* [ASSIGNED TASK]:
In the entries below, every line that contains "leader" must be located and copied.

===

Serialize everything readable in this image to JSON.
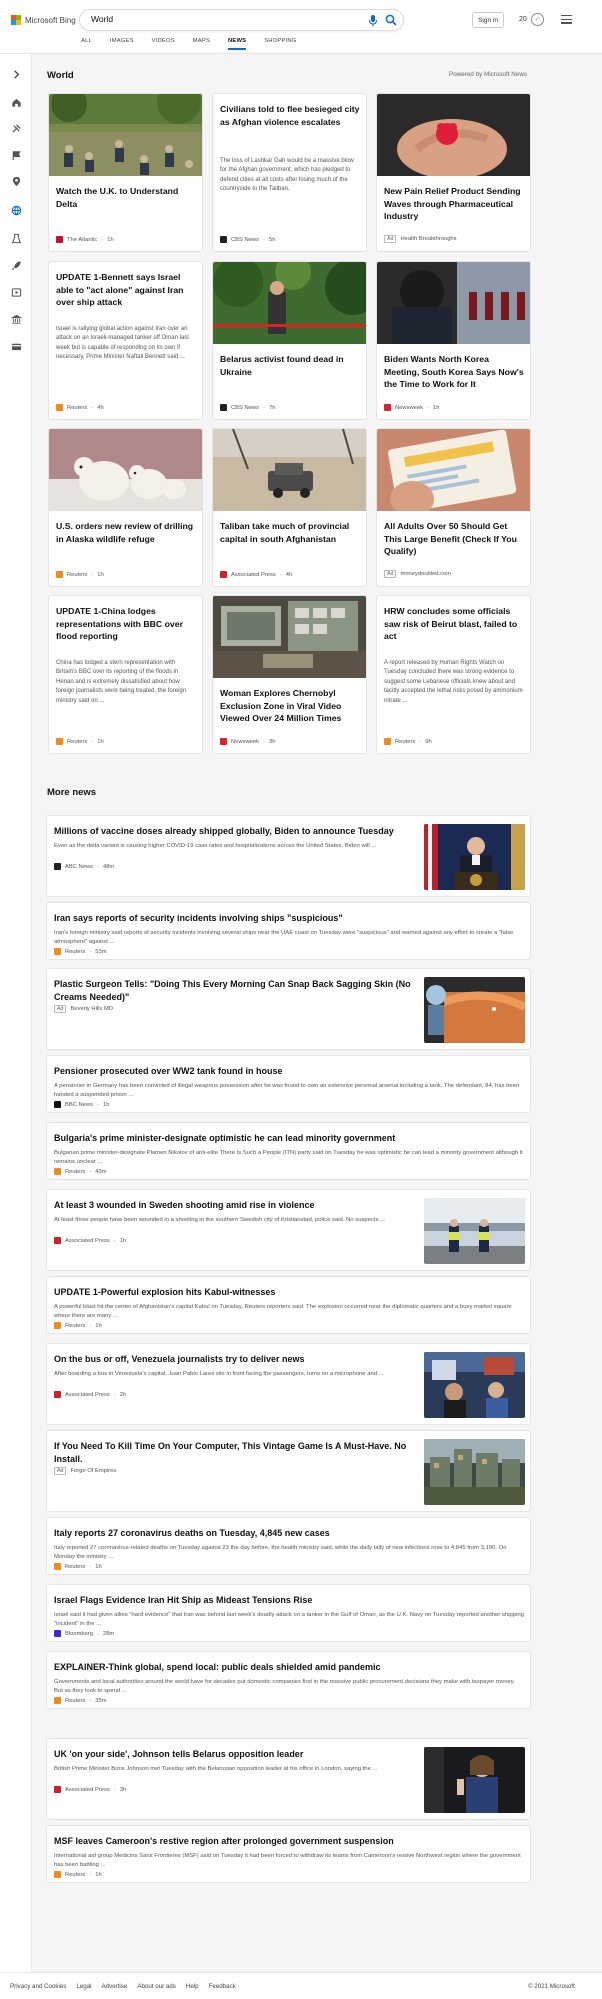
{
  "brand": "Microsoft Bing",
  "search": {
    "value": "World"
  },
  "header": {
    "signin": "Sign in",
    "points": "20"
  },
  "tabs": [
    "ALL",
    "IMAGES",
    "VIDEOS",
    "MAPS",
    "NEWS",
    "SHOPPING"
  ],
  "active_tab": "NEWS",
  "rail_icons": [
    "chevron-right-icon",
    "home-icon",
    "tools-icon",
    "flag-icon",
    "location-icon",
    "globe-icon",
    "science-icon",
    "rocket-icon",
    "play-icon",
    "money-icon",
    "card-icon"
  ],
  "section": {
    "title": "World",
    "powered": "Powered by Microsoft News"
  },
  "cards": [
    {
      "title": "Watch the U.K. to Understand Delta",
      "source": "The Atlantic",
      "time": "1h",
      "favicon_color": "#c8102e"
    },
    {
      "title": "Civilians told to flee besieged city as Afghan violence escalates",
      "snippet": "The loss of Lashkar Gah would be a massive blow for the Afghan government, which has pledged to defend cities at all costs after losing much of the countryside to the Taliban.",
      "source": "CBS News",
      "time": "5h",
      "favicon_color": "#222222"
    },
    {
      "title": "New Pain Relief Product Sending Waves through Pharmaceutical Industry",
      "ad": "Ad",
      "source": "Health Breakthroughs",
      "time": "",
      "favicon_color": ""
    },
    {
      "title": "UPDATE 1-Bennett says Israel able to \"act alone\" against Iran over ship attack",
      "snippet": "Israel is rallying global action against Iran over an attack on an Israeli-managed tanker off Oman last week but is capable of responding on its own if necessary, Prime Minister Naftali Bennett said ...",
      "source": "Reuters",
      "time": "4h",
      "favicon_color": "#f28a1c"
    },
    {
      "title": "Belarus activist found dead in Ukraine",
      "source": "CBS News",
      "time": "7h",
      "favicon_color": "#222222"
    },
    {
      "title": "Biden Wants North Korea Meeting, South Korea Says Now's the Time to Work for It",
      "source": "Newsweek",
      "time": "1h",
      "favicon_color": "#e4202e"
    },
    {
      "title": "U.S. orders new review of drilling in Alaska wildlife refuge",
      "source": "Reuters",
      "time": "1h",
      "favicon_color": "#f28a1c"
    },
    {
      "title": "Taliban take much of provincial capital in south Afghanistan",
      "source": "Associated Press",
      "time": "4h",
      "favicon_color": "#d11f2a"
    },
    {
      "title": "All Adults Over 50 Should Get This Large Benefit (Check If You Qualify)",
      "ad": "Ad",
      "source": "moneydoubled.com",
      "time": "",
      "favicon_color": ""
    },
    {
      "title": "UPDATE 1-China lodges representations with BBC over flood reporting",
      "snippet": "China has lodged a stern representation with Britain's BBC over its reporting of the floods in Henan and is extremely dissatisfied about how foreign journalists were being treated, the foreign ministry said on ...",
      "source": "Reuters",
      "time": "1h",
      "favicon_color": "#f28a1c"
    },
    {
      "title": "Woman Explores Chernobyl Exclusion Zone in Viral Video Viewed Over 24 Million Times",
      "source": "Newsweek",
      "time": "3h",
      "favicon_color": "#e4202e"
    },
    {
      "title": "HRW concludes some officials saw risk of Beirut blast, failed to act",
      "snippet": "A report released by Human Rights Watch on Tuesday concluded there was strong evidence to suggest some Lebanese officials knew about and tacitly accepted the lethal risks posed by ammonium nitrate ...",
      "source": "Reuters",
      "time": "9h",
      "favicon_color": "#f28a1c"
    }
  ],
  "more_news": {
    "title": "More news",
    "items": [
      {
        "title": "Millions of vaccine doses already shipped globally, Biden to announce Tuesday",
        "snippet": "Even as the delta variant is causing higher COVID-19 case rates and hospitalizations across the United States, Biden will ...",
        "source": "ABC News",
        "time": "48m",
        "favicon_color": "#222222",
        "has_image": true
      },
      {
        "title": "Iran says reports of security incidents involving ships \"suspicious\"",
        "snippet": "Iran's foreign ministry said reports of security incidents involving several ships near the UAE coast on Tuesday were \"suspicious\" and warned against any effort to create a \"false atmosphere\" against ...",
        "source": "Reuters",
        "time": "53m",
        "favicon_color": "#f28a1c",
        "has_image": false
      },
      {
        "title": "Plastic Surgeon Tells: \"Doing This Every Morning Can Snap Back Sagging Skin (No Creams Needed)\"",
        "ad": "Ad",
        "source": "Beverly Hills MD",
        "time": "",
        "favicon_color": "",
        "has_image": true
      },
      {
        "title": "Pensioner prosecuted over WW2 tank found in house",
        "snippet": "A pensioner in Germany has been convicted of illegal weapons possession after he was found to own an extensive personal arsenal including a tank. The defendant, 84, has been handed a suspended prison ...",
        "source": "BBC News",
        "time": "1h",
        "favicon_color": "#111111",
        "has_image": false
      },
      {
        "title": "Bulgaria's prime minister-designate optimistic he can lead minority government",
        "snippet": "Bulgarian prime minister-designate Plamen Nikolov of anti-elite There Is Such a People (ITN) party said on Tuesday he was optimistic he can lead a minority government although it remains unclear ...",
        "source": "Reuters",
        "time": "43m",
        "favicon_color": "#f28a1c",
        "has_image": false
      },
      {
        "title": "At least 3 wounded in Sweden shooting amid rise in violence",
        "snippet": "At least three people have been wounded in a shooting in the southern Swedish city of Kristianstad, police said. No suspects ...",
        "source": "Associated Press",
        "time": "1h",
        "favicon_color": "#d11f2a",
        "has_image": true
      },
      {
        "title": "UPDATE 1-Powerful explosion hits Kabul-witnesses",
        "snippet": "A powerful blast hit the center of Afghanistan's capital Kabul on Tuesday, Reuters reporters said. The explosion occurred near the diplomatic quarters and a busy market square where there are many ...",
        "source": "Reuters",
        "time": "1h",
        "favicon_color": "#f28a1c",
        "has_image": false
      },
      {
        "title": "On the bus or off, Venezuela journalists try to deliver news",
        "snippet": "After boarding a bus in Venezuela's capital, Juan Pablo Lares sits in front facing the passengers, turns on a microphone and ...",
        "source": "Associated Press",
        "time": "2h",
        "favicon_color": "#d11f2a",
        "has_image": true
      },
      {
        "title": "If You Need To Kill Time On Your Computer, This Vintage Game Is A Must-Have. No Install.",
        "ad": "Ad",
        "source": "Forge Of Empires",
        "time": "",
        "favicon_color": "",
        "has_image": true
      },
      {
        "title": "Italy reports 27 coronavirus deaths on Tuesday, 4,845 new cases",
        "snippet": "Italy reported 27 coronavirus-related deaths on Tuesday against 23 the day before, the health ministry said, while the daily tally of new infections rose to 4,845 from 3,190. On Monday the ministry ...",
        "source": "Reuters",
        "time": "1h",
        "favicon_color": "#f28a1c",
        "has_image": false
      },
      {
        "title": "Israel Flags Evidence Iran Hit Ship as Mideast Tensions Rise",
        "snippet": "Israel said it had given allies \"hard evidence\" that Iran was behind last week's deadly attack on a tanker in the Gulf of Oman, as the U.K. Navy on Tuesday reported another shipping \"incident\" in the ...",
        "source": "Bloomberg",
        "time": "28m",
        "favicon_color": "#3b2bd8",
        "has_image": false
      },
      {
        "title": "EXPLAINER-Think global, spend local: public deals shielded amid pandemic",
        "snippet": "Governments and local authorities around the world have for decades put domestic companies first in the massive public procurement decisions they make with taxpayer money. But as they look to spend ...",
        "source": "Reuters",
        "time": "35m",
        "favicon_color": "#f28a1c",
        "has_image": false
      },
      {
        "title": "UK 'on your side', Johnson tells Belarus opposition leader",
        "snippet": "British Prime Minister Boris Johnson met Tuesday with the Belarusian opposition leader at his office in London, saying the ...",
        "source": "Associated Press",
        "time": "3h",
        "favicon_color": "#d11f2a",
        "has_image": true
      },
      {
        "title": "MSF leaves Cameroon's restive region after prolonged government suspension",
        "snippet": "International aid group Medicins Sans Frontieres (MSF) said on Tuesday it had been forced to withdraw its teams from Cameroon's restive Northwest region where the government has been battling ...",
        "source": "Reuters",
        "time": "1h",
        "favicon_color": "#f28a1c",
        "has_image": false
      }
    ]
  },
  "footer": {
    "links": [
      "Privacy and Cookies",
      "Legal",
      "Advertise",
      "About our ads",
      "Help",
      "Feedback"
    ],
    "copyright": "© 2021 Microsoft"
  }
}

===

* [REPLY TO THE EXERCISE]:
        "title": "UK 'on your side', Johnson tells Belarus opposition leader",
        "snippet": "British Prime Minister Boris Johnson met Tuesday with the Belarusian opposition leader at his office in London, saying the ...",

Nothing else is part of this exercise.